---- SUPPLIED ENTRIES

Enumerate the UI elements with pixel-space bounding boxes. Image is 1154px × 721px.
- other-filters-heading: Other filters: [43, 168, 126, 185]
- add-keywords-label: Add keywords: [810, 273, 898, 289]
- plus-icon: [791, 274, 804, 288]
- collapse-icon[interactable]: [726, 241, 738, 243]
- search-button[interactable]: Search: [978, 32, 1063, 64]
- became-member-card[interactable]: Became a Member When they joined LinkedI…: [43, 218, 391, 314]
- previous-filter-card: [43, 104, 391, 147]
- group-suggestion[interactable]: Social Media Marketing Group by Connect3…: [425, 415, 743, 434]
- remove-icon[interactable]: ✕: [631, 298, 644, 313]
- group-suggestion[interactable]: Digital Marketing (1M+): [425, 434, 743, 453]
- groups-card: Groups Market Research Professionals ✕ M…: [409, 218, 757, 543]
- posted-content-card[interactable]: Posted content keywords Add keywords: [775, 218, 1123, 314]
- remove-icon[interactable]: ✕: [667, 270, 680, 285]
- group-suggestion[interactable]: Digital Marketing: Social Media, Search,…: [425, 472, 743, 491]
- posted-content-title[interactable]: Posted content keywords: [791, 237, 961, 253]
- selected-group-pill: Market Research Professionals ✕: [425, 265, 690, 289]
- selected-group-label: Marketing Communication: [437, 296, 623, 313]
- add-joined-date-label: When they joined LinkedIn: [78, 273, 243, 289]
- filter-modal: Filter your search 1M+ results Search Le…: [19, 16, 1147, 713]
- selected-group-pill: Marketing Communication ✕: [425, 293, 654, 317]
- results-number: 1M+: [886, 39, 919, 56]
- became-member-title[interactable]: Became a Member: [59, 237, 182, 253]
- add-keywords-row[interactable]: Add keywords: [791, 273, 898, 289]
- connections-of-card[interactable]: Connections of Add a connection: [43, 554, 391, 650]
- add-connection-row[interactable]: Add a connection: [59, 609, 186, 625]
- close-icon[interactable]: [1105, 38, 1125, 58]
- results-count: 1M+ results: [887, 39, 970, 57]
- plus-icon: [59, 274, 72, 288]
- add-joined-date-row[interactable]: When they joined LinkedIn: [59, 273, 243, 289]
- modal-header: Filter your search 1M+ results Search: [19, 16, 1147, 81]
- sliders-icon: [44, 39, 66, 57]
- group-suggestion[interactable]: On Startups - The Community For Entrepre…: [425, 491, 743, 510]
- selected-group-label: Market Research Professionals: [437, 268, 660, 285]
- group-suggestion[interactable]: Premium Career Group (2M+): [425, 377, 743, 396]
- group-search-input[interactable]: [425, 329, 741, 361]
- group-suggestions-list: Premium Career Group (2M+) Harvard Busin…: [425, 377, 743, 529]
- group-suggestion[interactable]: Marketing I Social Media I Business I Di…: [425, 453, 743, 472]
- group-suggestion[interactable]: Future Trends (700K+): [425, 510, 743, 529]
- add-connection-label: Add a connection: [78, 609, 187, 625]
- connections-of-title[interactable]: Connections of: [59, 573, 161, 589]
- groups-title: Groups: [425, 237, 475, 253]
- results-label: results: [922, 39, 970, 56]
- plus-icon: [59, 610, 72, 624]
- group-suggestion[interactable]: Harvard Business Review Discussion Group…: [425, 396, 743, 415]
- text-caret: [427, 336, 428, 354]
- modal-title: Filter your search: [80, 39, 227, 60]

--------

SHORT PROBLEM:
Put the data into a numbered list, starting at the first line and ending at the line that contains "- selected-group-label: Market Research", both included. Leave out any blank lines.

RESULT OF THE TASK:
1. Enumerate the UI elements with pixel-space bounding boxes. Image is 1154px × 721px.
2. - other-filters-heading: Other filters: [43, 168, 126, 185]
3. - add-keywords-label: Add keywords: [810, 273, 898, 289]
4. - plus-icon: [791, 274, 804, 288]
5. - collapse-icon[interactable]: [726, 241, 738, 243]
6. - search-button[interactable]: Search: [978, 32, 1063, 64]
7. - became-member-card[interactable]: Became a Member When they joined LinkedI…: [43, 218, 391, 314]
8. - previous-filter-card: [43, 104, 391, 147]
9. - group-suggestion[interactable]: Social Media Marketing Group by Connect3…: [425, 415, 743, 434]
10. - remove-icon[interactable]: ✕: [631, 298, 644, 313]
11. - group-suggestion[interactable]: Digital Marketing (1M+): [425, 434, 743, 453]
12. - groups-card: Groups Market Research Professionals ✕ M…: [409, 218, 757, 543]
13. - posted-content-card[interactable]: Posted content keywords Add keywords: [775, 218, 1123, 314]
14. - remove-icon[interactable]: ✕: [667, 270, 680, 285]
15. - group-suggestion[interactable]: Digital Marketing: Social Media, Search,…: [425, 472, 743, 491]
16. - posted-content-title[interactable]: Posted content keywords: [791, 237, 961, 253]
17. - selected-group-pill: Market Research Professionals ✕: [425, 265, 690, 289]
18. - selected-group-label: Marketing Communication: [437, 296, 623, 313]
19. - add-joined-date-label: When they joined LinkedIn: [78, 273, 243, 289]
20. - filter-modal: Filter your search 1M+ results Search Le…: [19, 16, 1147, 713]
21. - selected-group-pill: Marketing Communication ✕: [425, 293, 654, 317]
22. - results-number: 1M+: [886, 39, 919, 56]
23. - became-member-title[interactable]: Became a Member: [59, 237, 182, 253]
24. - add-keywords-row[interactable]: Add keywords: [791, 273, 898, 289]
25. - connections-of-card[interactable]: Connections of Add a connection: [43, 554, 391, 650]
26. - add-connection-row[interactable]: Add a connection: [59, 609, 186, 625]
27. - close-icon[interactable]: [1105, 38, 1125, 58]
28. - results-count: 1M+ results: [887, 39, 970, 57]
29. - plus-icon: [59, 274, 72, 288]
30. - add-joined-date-row[interactable]: When they joined LinkedIn: [59, 273, 243, 289]
31. - modal-header: Filter your search 1M+ results Search: [19, 16, 1147, 81]
32. - sliders-icon: [44, 39, 66, 57]
33. - group-suggestion[interactable]: On Startups - The Community For Entrepre…: [425, 491, 743, 510]
34. - selected-group-label: Market Research Professionals: [437, 268, 660, 285]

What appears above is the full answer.